Provided information:
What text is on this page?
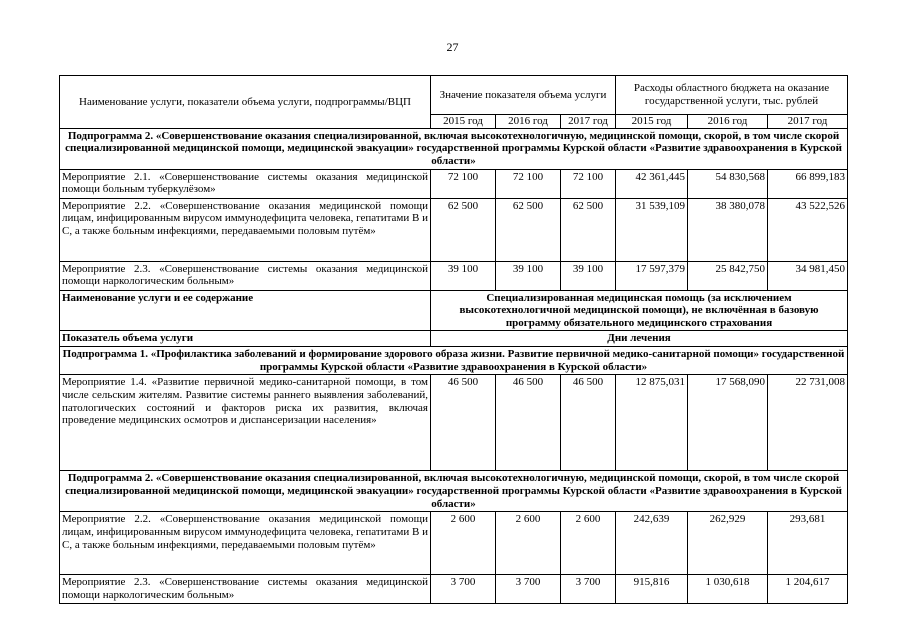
27
Наименование услуги, показатели объема услуги, подпрограммы/ВЦП	Значение показателя объема услуги			Расходы областного бюджета на оказание государственной услуги, тыс. рублей		
	2015 год	2016 год	2017 год	2015 год	2016 год	2017 год
Подпрограмма 2. «Совершенствование оказания специализированной, включая высокотехнологичную, медицинской помощи, скорой, в том числе скорой специализированной медицинской помощи, медицинской эвакуации» государственной программы Курской области «Развитие здравоохранения в Курской области»						

Мероприятие 2.1. «Совершенствование системы оказания медицинской помощи больным туберкулёзом»	72 100	72 100	72 100	42 361,445	54 830,568	66 899,183

Мероприятие 2.2. «Совершенствование оказания медицинской помощи лицам, инфицированным вирусом иммунодефицита человека, гепатитами В и С, а также больным инфекциями, передаваемыми половым путём»	62 500	62 500	62 500	31 539,109	38 380,078	43 522,526

Мероприятие 2.3. «Совершенствование системы оказания медицинской помощи наркологическим больным»	39 100	39 100	39 100	17 597,379	25 842,750	34 981,450
Наименование услуги и ее содержание	Специализированная медицинская помощь (за исключением высокотехнологичной медицинской помощи), не включённая в базовую программу обязательного медицинского страхования					
Показатель объема услуги	Дни лечения					
Подпрограмма 1. «Профилактика заболеваний и формирование здорового образа жизни. Развитие первичной медико-санитарной помощи» государственной программы Курской области «Развитие здравоохранения в Курской области»						

Мероприятие 1.4. «Развитие первичной медико-санитарной помощи, в том числе сельским жителям. Развитие системы раннего выявления заболеваний, патологических состояний и факторов риска их развития, включая проведение медицинских осмотров и диспансеризации населения»	46 500	46 500	46 500	12 875,031	17 568,090	22 731,008
Подпрограмма 2. «Совершенствование оказания специализированной, включая высокотехнологичную, медицинской помощи, скорой, в том числе скорой специализированной медицинской помощи, медицинской эвакуации» государственной программы Курской области «Развитие здравоохранения в Курской области»						

Мероприятие 2.2. «Совершенствование оказания медицинской помощи лицам, инфицированным вирусом иммунодефицита человека, гепатитами В и С, а также больным инфекциями, передаваемыми половым путём»	2 600	2 600	2 600	242,639	262,929	293,681

Мероприятие 2.3. «Совершенствование системы оказания медицинской помощи наркологическим больным»	3 700	3 700	3 700	915,816	1 030,618	1 204,617
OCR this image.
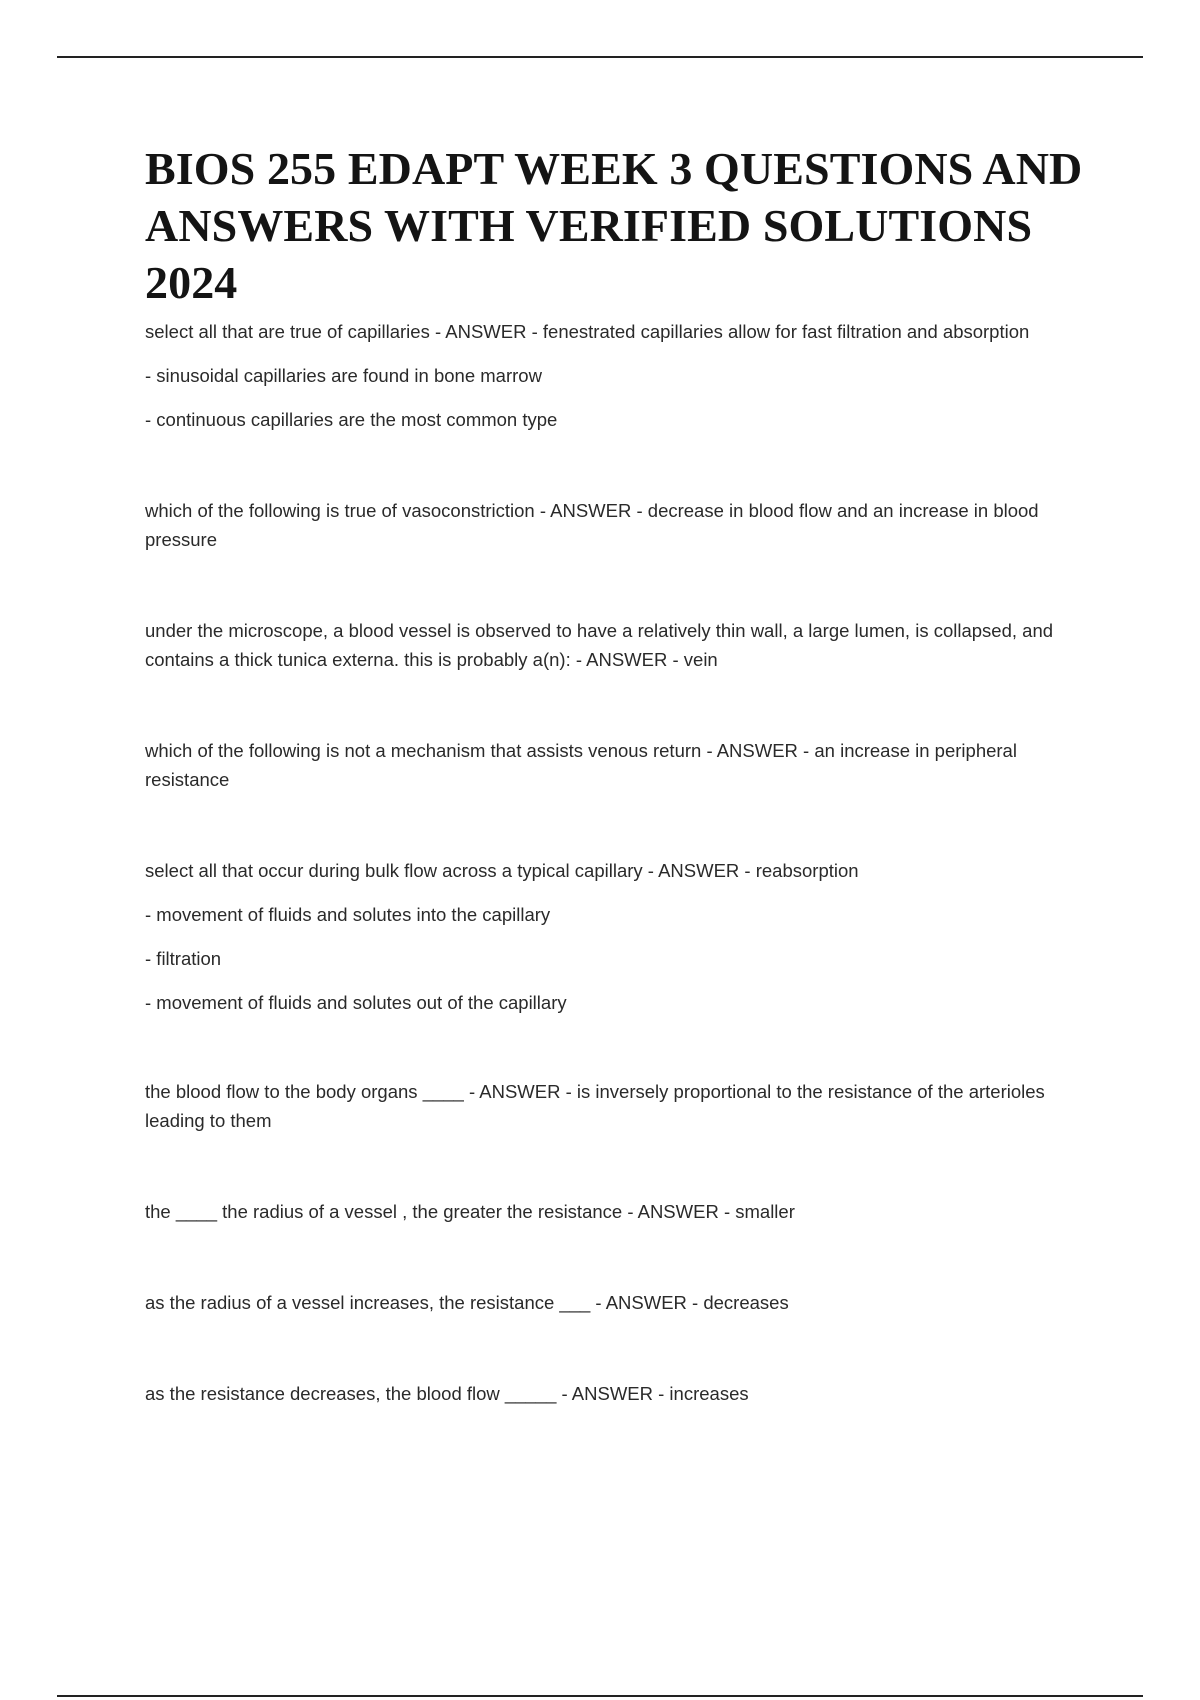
BIOS 255 EDAPT WEEK 3 QUESTIONS AND ANSWERS WITH VERIFIED SOLUTIONS 2024

select all that are true of capillaries - ANSWER - fenestrated capillaries allow for fast filtration and absorption

- sinusoidal capillaries are found in bone marrow

- continuous capillaries are the most common type

which of the following is true of vasoconstriction - ANSWER - decrease in blood flow and an increase in blood pressure

under the microscope, a blood vessel is observed to have a relatively thin wall, a large lumen, is collapsed, and contains a thick tunica externa. this is probably a(n): - ANSWER - vein

which of the following is not a mechanism that assists venous return - ANSWER - an increase in peripheral resistance

select all that occur during bulk flow across a typical capillary - ANSWER - reabsorption

- movement of fluids and solutes into the capillary

- filtration

- movement of fluids and solutes out of the capillary

the blood flow to the body organs ____ - ANSWER - is inversely proportional to the resistance of the arterioles leading to them

the ____ the radius of a vessel , the greater the resistance - ANSWER - smaller

as the radius of a vessel increases, the resistance ___ - ANSWER - decreases

as the resistance decreases, the blood flow _____ - ANSWER - increases
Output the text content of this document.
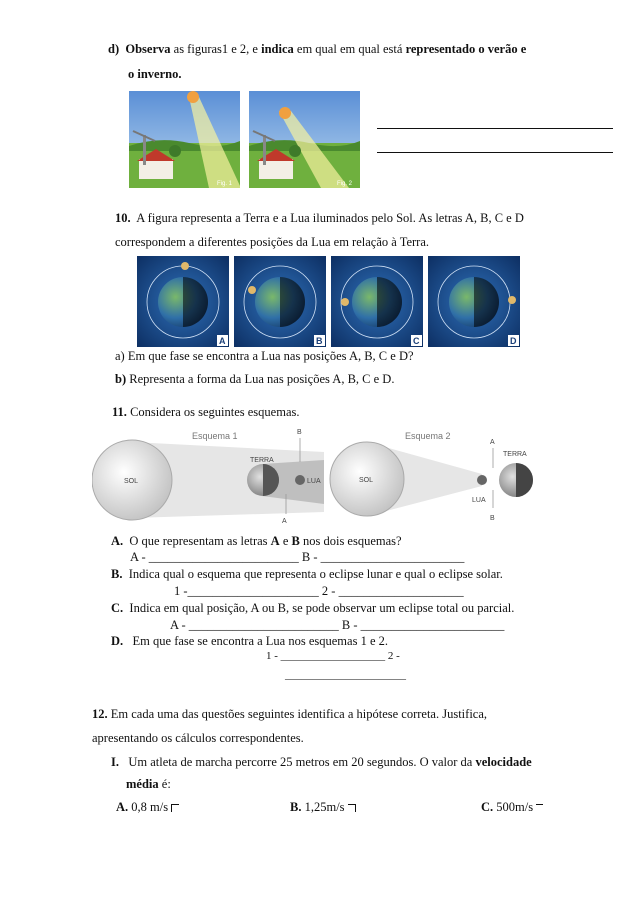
d) Observa as figuras1 e 2, e indica em qual em qual está representado o verão e
o inverno.
Fig. 1	Fig. 2
10. A figura representa a Terra e a Lua iluminados pelo Sol. As letras A, B, C e D
correspondem a diferentes posições da Lua em relação à Terra.
A	B	C	D
a) Em que fase se encontra a Lua nas posições A, B, C e D?
b) Representa a forma da Lua nas posições A, B, C e D.
11. Considera os seguintes esquemas.
Esquema 1
SOL
TERRA
LUA
B
A
Esquema 2
SOL
LUA
TERRA
A
B
A. O que representam as letras A e B nos dois esquemas?
A - ________________________ B - _______________________
B. Indica qual o esquema que representa o eclipse lunar e qual o eclipse solar.
1 -_____________________ 2 - ____________________
C. Indica em qual posição, A ou B, se pode observar um eclipse total ou parcial.
A - ________________________ B - _______________________
D. Em que fase se encontra a Lua nos esquemas 1 e 2.
1 - ___________________ 2 -
______________________
12. Em cada uma das questões seguintes identifica a hipótese correta. Justifica,
apresentando os cálculos correspondentes.
I. Um atleta de marcha percorre 25 metros em 20 segundos. O valor da velocidade
média é:
A. 0,8 m/s	B. 1,25m/s	C. 500m/s
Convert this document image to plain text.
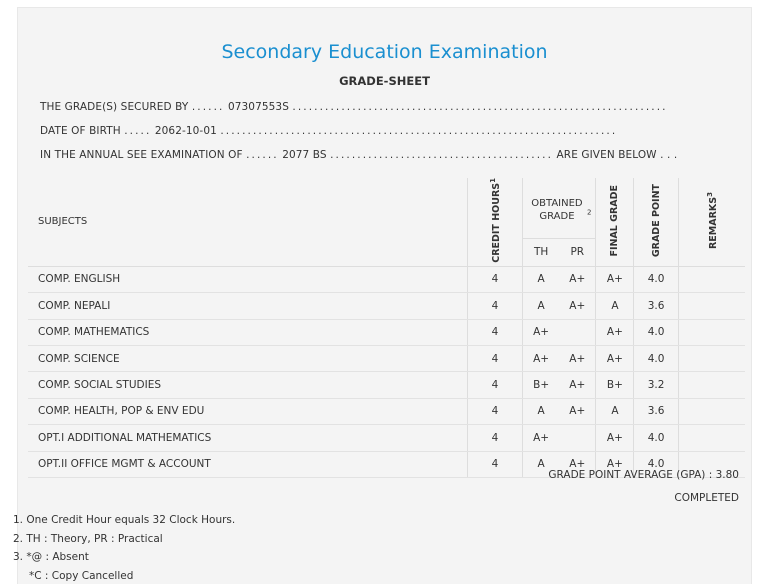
Secondary Education Examination
GRADE-SHEET
THE GRADE(S) SECURED BY ...... 07307553S .....................................................................
DATE OF BIRTH ..... 2062-10-01 .........................................................................
IN THE ANNUAL SEE EXAMINATION OF ...... 2077 BS ......................................... ARE GIVEN BELOW . . .
SUBJECTS	CREDIT HOURS$^1$	OBTAINED GRADE $^2$		FINAL GRADE	GRADE POINT	REMARKS$^3$
		TH	PR			
COMP. ENGLISH	4	A	A+	A+	4.0	
COMP. NEPALI	4	A	A+	A	3.6	
COMP. MATHEMATICS	4	A+		A+	4.0	
COMP. SCIENCE	4	A+	A+	A+	4.0	
COMP. SOCIAL STUDIES	4	B+	A+	B+	3.2	
COMP. HEALTH, POP & ENV EDU	4	A	A+	A	3.6	
OPT.I ADDITIONAL MATHEMATICS	4	A+		A+	4.0	
OPT.II OFFICE MGMT & ACCOUNT	4	A	A+	A+	4.0	
GRADE POINT AVERAGE (GPA) : 3.80
COMPLETED
1. One Credit Hour equals 32 Clock Hours.
2. TH : Theory, PR : Practical
3. *@ : Absent
*C : Copy Cancelled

Exercise task: Reproduce all of the material exactly, apart from the pictures.

Task solution:
What text is on this page?
27
Наименование услуги, показатели объема услуги, подпрограммы/ВЦП	Значение показателя объема услуги			Расходы областного бюджета на оказание государственной услуги, тыс. рублей		
	2015 год	2016 год	2017 год	2015 год	2016 год	2017 год
Подпрограмма 2. «Совершенствование оказания специализированной, включая высокотехнологичную, медицинской помощи, скорой, в том числе скорой специализированной медицинской помощи, медицинской эвакуации» государственной программы Курской области «Развитие здравоохранения в Курской области»						

Мероприятие 2.1. «Совершенствование системы оказания медицинской помощи больным туберкулёзом»	72 100	72 100	72 100	42 361,445	54 830,568	66 899,183

Мероприятие 2.2. «Совершенствование оказания медицинской помощи лицам, инфицированным вирусом иммунодефицита человека, гепатитами В и С, а также больным инфекциями, передаваемыми половым путём»	62 500	62 500	62 500	31 539,109	38 380,078	43 522,526

Мероприятие 2.3. «Совершенствование системы оказания медицинской помощи наркологическим больным»	39 100	39 100	39 100	17 597,379	25 842,750	34 981,450
Наименование услуги и ее содержание	Специализированная медицинская помощь (за исключением высокотехнологичной медицинской помощи), не включённая в базовую программу обязательного медицинского страхования					
Показатель объема услуги	Дни лечения					
Подпрограмма 1. «Профилактика заболеваний и формирование здорового образа жизни. Развитие первичной медико-санитарной помощи» государственной программы Курской области «Развитие здравоохранения в Курской области»						

Мероприятие 1.4. «Развитие первичной медико-санитарной помощи, в том числе сельским жителям. Развитие системы раннего выявления заболеваний, патологических состояний и факторов риска их развития, включая проведение медицинских осмотров и диспансеризации населения»	46 500	46 500	46 500	12 875,031	17 568,090	22 731,008
Подпрограмма 2. «Совершенствование оказания специализированной, включая высокотехнологичную, медицинской помощи, скорой, в том числе скорой специализированной медицинской помощи, медицинской эвакуации» государственной программы Курской области «Развитие здравоохранения в Курской области»						

Мероприятие 2.2. «Совершенствование оказания медицинской помощи лицам, инфицированным вирусом иммунодефицита человека, гепатитами В и С, а также больным инфекциями, передаваемыми половым путём»	2 600	2 600	2 600	242,639	262,929	293,681

Мероприятие 2.3. «Совершенствование системы оказания медицинской помощи наркологическим больным»	3 700	3 700	3 700	915,816	1 030,618	1 204,617
OCR this image.
BIOS 255 EDAPT WEEK 3 QUESTIONS AND ANSWERS WITH VERIFIED SOLUTIONS 2024

select all that are true of capillaries - ANSWER - fenestrated capillaries allow for fast filtration and absorption

- sinusoidal capillaries are found in bone marrow

- continuous capillaries are the most common type

which of the following is true of vasoconstriction - ANSWER - decrease in blood flow and an increase in blood pressure

under the microscope, a blood vessel is observed to have a relatively thin wall, a large lumen, is collapsed, and contains a thick tunica externa. this is probably a(n): - ANSWER - vein

which of the following is not a mechanism that assists venous return - ANSWER - an increase in peripheral resistance

select all that occur during bulk flow across a typical capillary - ANSWER - reabsorption

- movement of fluids and solutes into the capillary

- filtration

- movement of fluids and solutes out of the capillary

the blood flow to the body organs ____ - ANSWER - is inversely proportional to the resistance of the arterioles leading to them

the ____ the radius of a vessel , the greater the resistance - ANSWER - smaller

as the radius of a vessel increases, the resistance ___ - ANSWER - decreases

as the resistance decreases, the blood flow _____ - ANSWER - increases
Output the text content of this document.
d) Observa as figuras1 e 2, e indica em qual em qual está representado o verão e
o inverno.
Fig. 1	Fig. 2
10. A figura representa a Terra e a Lua iluminados pelo Sol. As letras A, B, C e D
correspondem a diferentes posições da Lua em relação à Terra.
A	B	C	D
a) Em que fase se encontra a Lua nas posições A, B, C e D?
b) Representa a forma da Lua nas posições A, B, C e D.
11. Considera os seguintes esquemas.
Esquema 1
SOL
TERRA
LUA
B
A
Esquema 2
SOL
LUA
TERRA
A
B
A. O que representam as letras A e B nos dois esquemas?
A - ________________________ B - _______________________
B. Indica qual o esquema que representa o eclipse lunar e qual o eclipse solar.
1 -_____________________ 2 - ____________________
C. Indica em qual posição, A ou B, se pode observar um eclipse total ou parcial.
A - ________________________ B - _______________________
D. Em que fase se encontra a Lua nos esquemas 1 e 2.
1 - ___________________ 2 -
______________________
12. Em cada uma das questões seguintes identifica a hipótese correta. Justifica,
apresentando os cálculos correspondentes.
I. Um atleta de marcha percorre 25 metros em 20 segundos. O valor da velocidade
média é:
A. 0,8 m/s	B. 1,25m/s	C. 500m/s
Convert this document image to plain text.
Secondary Education Examination
GRADE-SHEET
THE GRADE(S) SECURED BY ...... 07307553S .....................................................................
DATE OF BIRTH ..... 2062-10-01 .........................................................................
IN THE ANNUAL SEE EXAMINATION OF ...... 2077 BS ......................................... ARE GIVEN BELOW . . .
SUBJECTS	CREDIT HOURS$^1$	OBTAINED GRADE $^2$		FINAL GRADE	GRADE POINT	REMARKS$^3$
		TH	PR			
COMP. ENGLISH	4	A	A+	A+	4.0	
COMP. NEPALI	4	A	A+	A	3.6	
COMP. MATHEMATICS	4	A+		A+	4.0	
COMP. SCIENCE	4	A+	A+	A+	4.0	
COMP. SOCIAL STUDIES	4	B+	A+	B+	3.2	
COMP. HEALTH, POP & ENV EDU	4	A	A+	A	3.6	
OPT.I ADDITIONAL MATHEMATICS	4	A+		A+	4.0	
OPT.II OFFICE MGMT & ACCOUNT	4	A	A+	A+	4.0	
GRADE POINT AVERAGE (GPA) : 3.80
COMPLETED
1. One Credit Hour equals 32 Clock Hours.
2. TH : Theory, PR : Practical
3. *@ : Absent
*C : Copy Cancelled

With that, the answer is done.